## START
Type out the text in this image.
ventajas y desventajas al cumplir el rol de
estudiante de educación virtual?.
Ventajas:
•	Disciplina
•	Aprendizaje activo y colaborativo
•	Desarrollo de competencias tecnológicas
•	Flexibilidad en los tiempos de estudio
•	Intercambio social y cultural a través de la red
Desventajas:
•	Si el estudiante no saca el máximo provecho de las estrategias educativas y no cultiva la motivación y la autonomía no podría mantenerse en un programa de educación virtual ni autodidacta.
## END
- **Problem to work on**:
Print every entry exactly as it appears.

- **The result**:
Type out the text in this image.
ventajas y desventajas al cumplir el rol de
estudiante de educación virtual?.
Ventajas:
•	Disciplina
•	Aprendizaje activo y colaborativo
•	Desarrollo de competencias tecnológicas
•	Flexibilidad en los tiempos de estudio
•	Intercambio social y cultural a través de la red
Desventajas:
•	Si el estudiante no saca el máximo provecho de las estrategias educativas y no cultiva la motivación y la autonomía no podría mantenerse en un programa de educación virtual ni autodidacta.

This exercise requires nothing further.